◆ What is required: Copy all lines that contain the word "with".

### Listed records

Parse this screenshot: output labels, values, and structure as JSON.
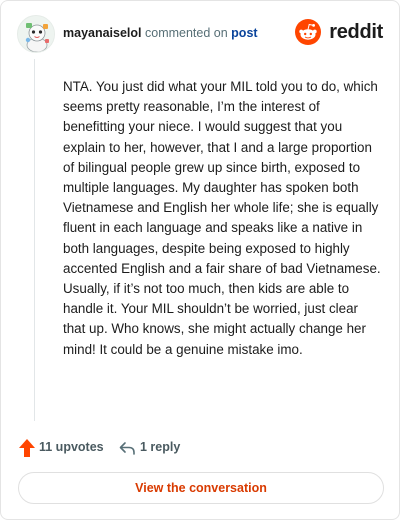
{
  "header": {
    "username": "mayanaiselol",
    "action_text": "commented on",
    "post_link": "post",
    "brand_name": "reddit",
    "avatar_icon": "user-avatar-icon",
    "brand_icon": "reddit-alien-icon"
  },
  "comment": {
    "text": "NTA. You just did what your MIL told you to do, which seems pretty reasonable, I’m the interest of benefitting your niece. I would suggest that you explain to her, however, that I and a large proportion of bilingual people grew up since birth, exposed to multiple languages. My daughter has spoken both Vietnamese and English her whole life; she is equally fluent in each language and speaks like a native in both languages, despite being exposed to highly accented English and a fair share of bad Vietnamese. Usually, if it’s not too much, then kids are able to handle it. Your MIL shouldn’t be worried, just clear that up. Who knows, she might actually change her mind! It could be a genuine mistake imo."
  },
  "actions": {
    "upvotes_label": "11 upvotes",
    "replies_label": "1 reply",
    "upvote_icon": "upvote-arrow-icon",
    "reply_icon": "reply-arrow-icon"
  },
  "cta": {
    "label": "View the conversation"
  },
  "colors": {
    "brand_orange": "#ff4500",
    "link_blue": "#0a449b",
    "cta_text": "#d93a00",
    "upvote_orange": "#ff4500"
  }
}
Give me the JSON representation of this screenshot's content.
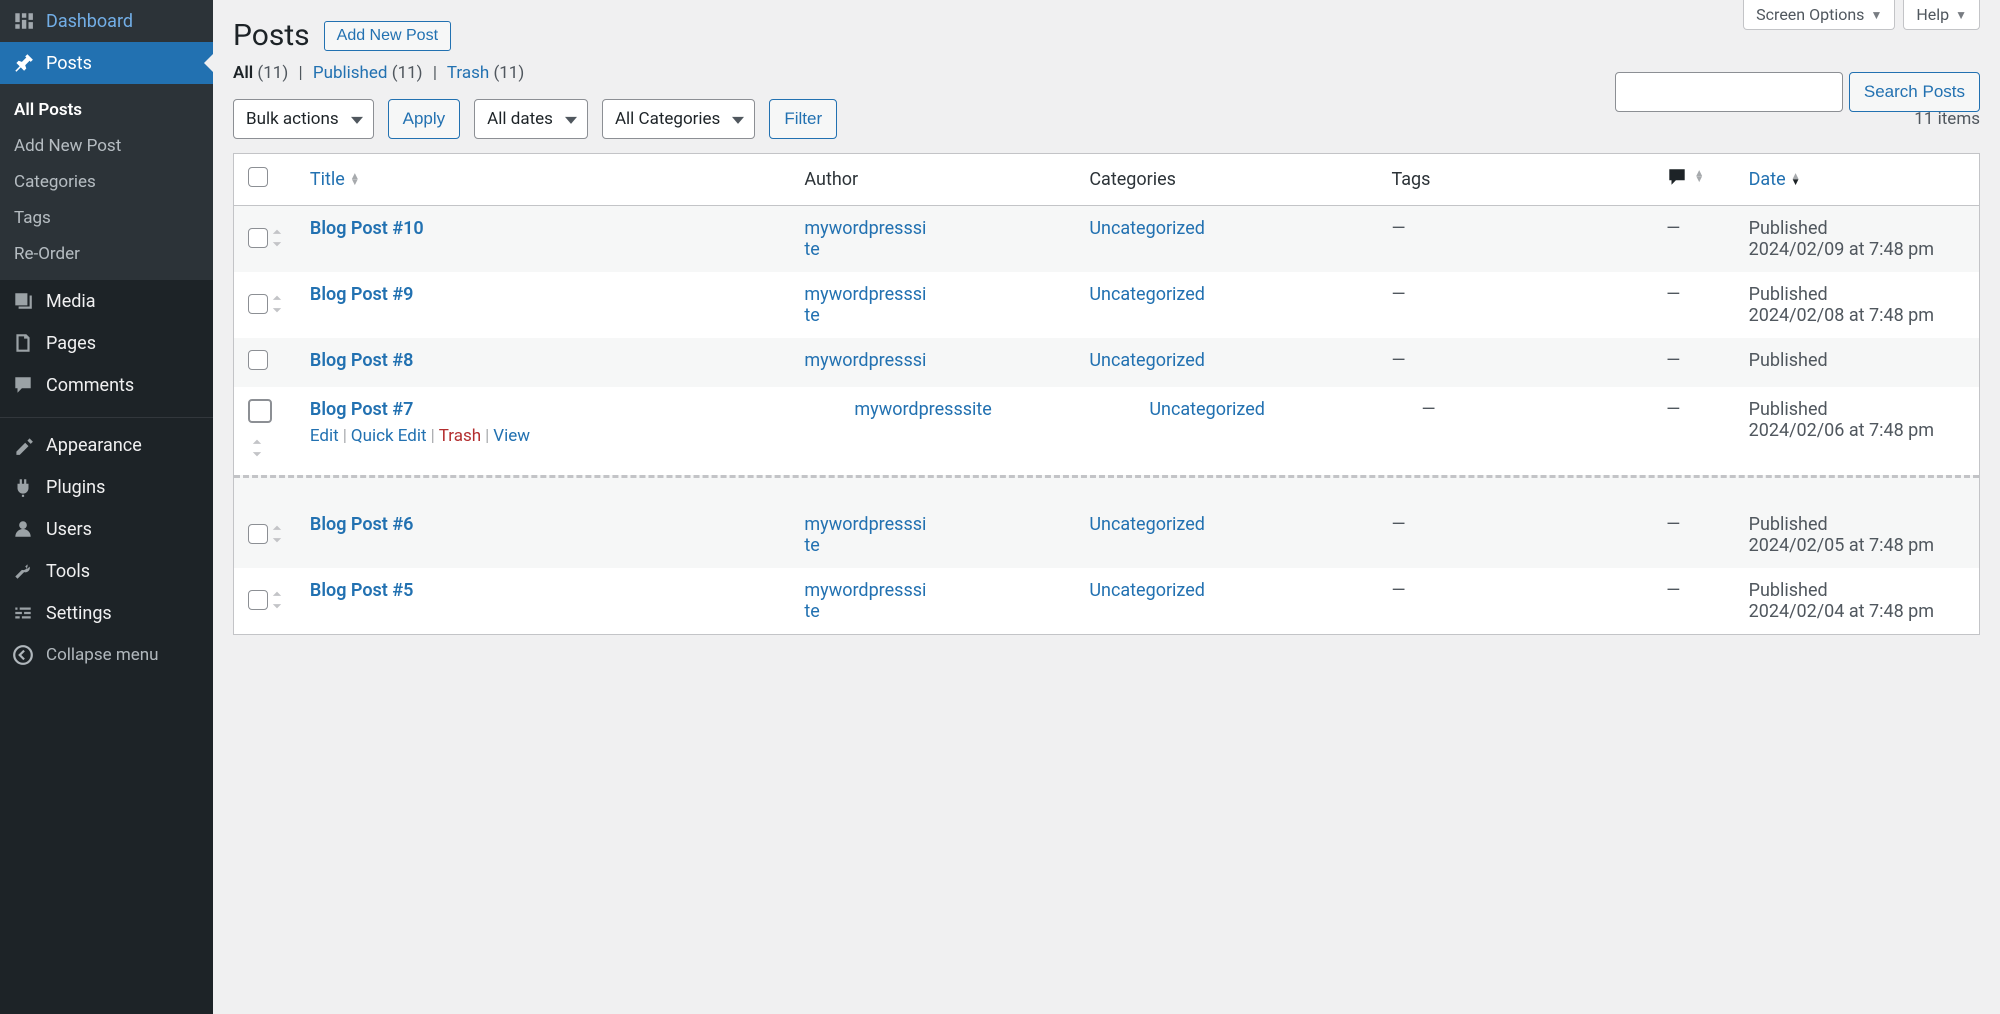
{
  "top_tabs": {
    "screen_options": "Screen Options",
    "help": "Help"
  },
  "sidebar": {
    "items": [
      {
        "icon": "dashboard",
        "label": "Dashboard"
      },
      {
        "icon": "posts",
        "label": "Posts",
        "active": true
      },
      {
        "icon": "media",
        "label": "Media"
      },
      {
        "icon": "pages",
        "label": "Pages"
      },
      {
        "icon": "comments",
        "label": "Comments"
      },
      {
        "icon": "appearance",
        "label": "Appearance"
      },
      {
        "icon": "plugins",
        "label": "Plugins"
      },
      {
        "icon": "users",
        "label": "Users"
      },
      {
        "icon": "tools",
        "label": "Tools"
      },
      {
        "icon": "settings",
        "label": "Settings"
      }
    ],
    "posts_submenu": [
      {
        "label": "All Posts",
        "current": true
      },
      {
        "label": "Add New Post"
      },
      {
        "label": "Categories"
      },
      {
        "label": "Tags"
      },
      {
        "label": "Re-Order"
      }
    ],
    "collapse_label": "Collapse menu"
  },
  "page": {
    "title": "Posts",
    "add_new_label": "Add New Post"
  },
  "filters": {
    "all_label": "All",
    "all_count": "(11)",
    "published_label": "Published",
    "published_count": "(11)",
    "trash_label": "Trash",
    "trash_count": "(11)"
  },
  "search": {
    "button": "Search Posts"
  },
  "toolbar": {
    "bulk_actions": "Bulk actions",
    "apply": "Apply",
    "all_dates": "All dates",
    "all_categories": "All Categories",
    "filter": "Filter",
    "items_count": "11 items"
  },
  "table": {
    "headers": {
      "title": "Title",
      "author": "Author",
      "categories": "Categories",
      "tags": "Tags",
      "date": "Date"
    },
    "rows": [
      {
        "title": "Blog Post #10",
        "author": "mywordpresssite",
        "author_wrap": true,
        "category": "Uncategorized",
        "tags": "—",
        "comments": "—",
        "date_status": "Published",
        "date_line": "2024/02/09 at 7:48 pm",
        "alt": true
      },
      {
        "title": "Blog Post #9",
        "author": "mywordpresssite",
        "author_wrap": true,
        "category": "Uncategorized",
        "tags": "—",
        "comments": "—",
        "date_status": "Published",
        "date_line": "2024/02/08 at 7:48 pm"
      },
      {
        "title": "Blog Post #8",
        "author": "mywordpresssi",
        "author_wrap": false,
        "category": "Uncategorized",
        "tags": "—",
        "comments": "—",
        "date_status": "Published",
        "date_line": "",
        "alt": true,
        "compact": true
      },
      {
        "title": "Blog Post #7",
        "author": "mywordpresssite",
        "author_wrap": false,
        "category": "Uncategorized",
        "tags": "—",
        "comments": "—",
        "date_status": "Published",
        "date_line": "2024/02/06 at 7:48 pm",
        "hovered": true
      },
      {
        "title": "Blog Post #6",
        "author": "mywordpresssite",
        "author_wrap": true,
        "category": "Uncategorized",
        "tags": "—",
        "comments": "—",
        "date_status": "Published",
        "date_line": "2024/02/05 at 7:48 pm",
        "alt": true
      },
      {
        "title": "Blog Post #5",
        "author": "mywordpresssite",
        "author_wrap": true,
        "category": "Uncategorized",
        "tags": "—",
        "comments": "—",
        "date_status": "Published",
        "date_line": "2024/02/04 at 7:48 pm"
      }
    ]
  },
  "row_actions": {
    "edit": "Edit",
    "quick_edit": "Quick Edit",
    "trash": "Trash",
    "view": "View"
  }
}
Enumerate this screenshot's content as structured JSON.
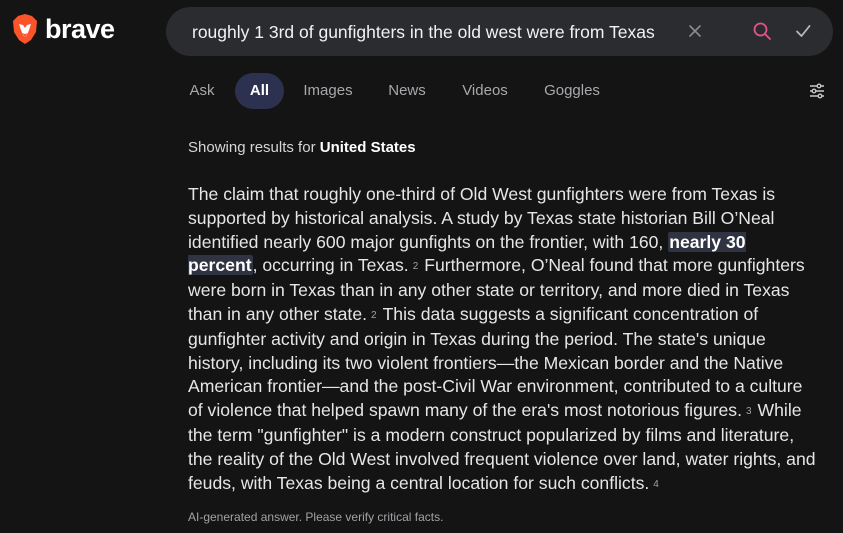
{
  "brand": {
    "name": "brave",
    "logo_icon": "brave-lion-icon",
    "logo_color": "#fb542b"
  },
  "search": {
    "query": "roughly 1 3rd of gunfighters in the old west were from Texas",
    "placeholder": ""
  },
  "tabs": [
    {
      "label": "Ask",
      "active": false
    },
    {
      "label": "All",
      "active": true
    },
    {
      "label": "Images",
      "active": false
    },
    {
      "label": "News",
      "active": false
    },
    {
      "label": "Videos",
      "active": false
    },
    {
      "label": "Goggles",
      "active": false
    }
  ],
  "region": {
    "prefix": "Showing results for",
    "name": "United States"
  },
  "answer": {
    "seg1": "The claim that roughly one-third of Old West gunfighters were from Texas is supported by historical analysis. A study by Texas state historian Bill O’Neal identified nearly 600 major gunfights on the frontier, with 160, ",
    "highlight": "nearly 30 percent",
    "seg2": ", occurring in Texas.",
    "cite1": "2",
    "seg3": "Furthermore, O’Neal found that more gunfighters were born in Texas than in any other state or territory, and more died in Texas than in any other state.",
    "cite2": "2",
    "seg4": "This data suggests a significant concentration of gunfighter activity and origin in Texas during the period. The state's unique history, including its two violent frontiers—the Mexican border and the Native American frontier—and the post-Civil War environment, contributed to a culture of violence that helped spawn many of the era's most notorious figures.",
    "cite3": "3",
    "seg5": "While the term \"gunfighter\" is a modern construct popularized by films and literature, the reality of the Old West involved frequent violence over land, water rights, and feuds, with Texas being a central location for such conflicts.",
    "cite4": "4"
  },
  "disclaimer": "AI-generated answer. Please verify critical facts."
}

######

◆ The solution:
    "seg1": "The claim that roughly one-third of Old West gunfighters were from Texas is supported by historical analysis. A study by Texas state historian Bill O’Neal identified nearly 600 major gunfights on the frontier, with 160, ",
    "seg5": "While the term \"gunfighter\" is a modern construct popularized by films and literature, the reality of the Old West involved frequent violence over land, water rights, and feuds, with Texas being a central location for such conflicts.",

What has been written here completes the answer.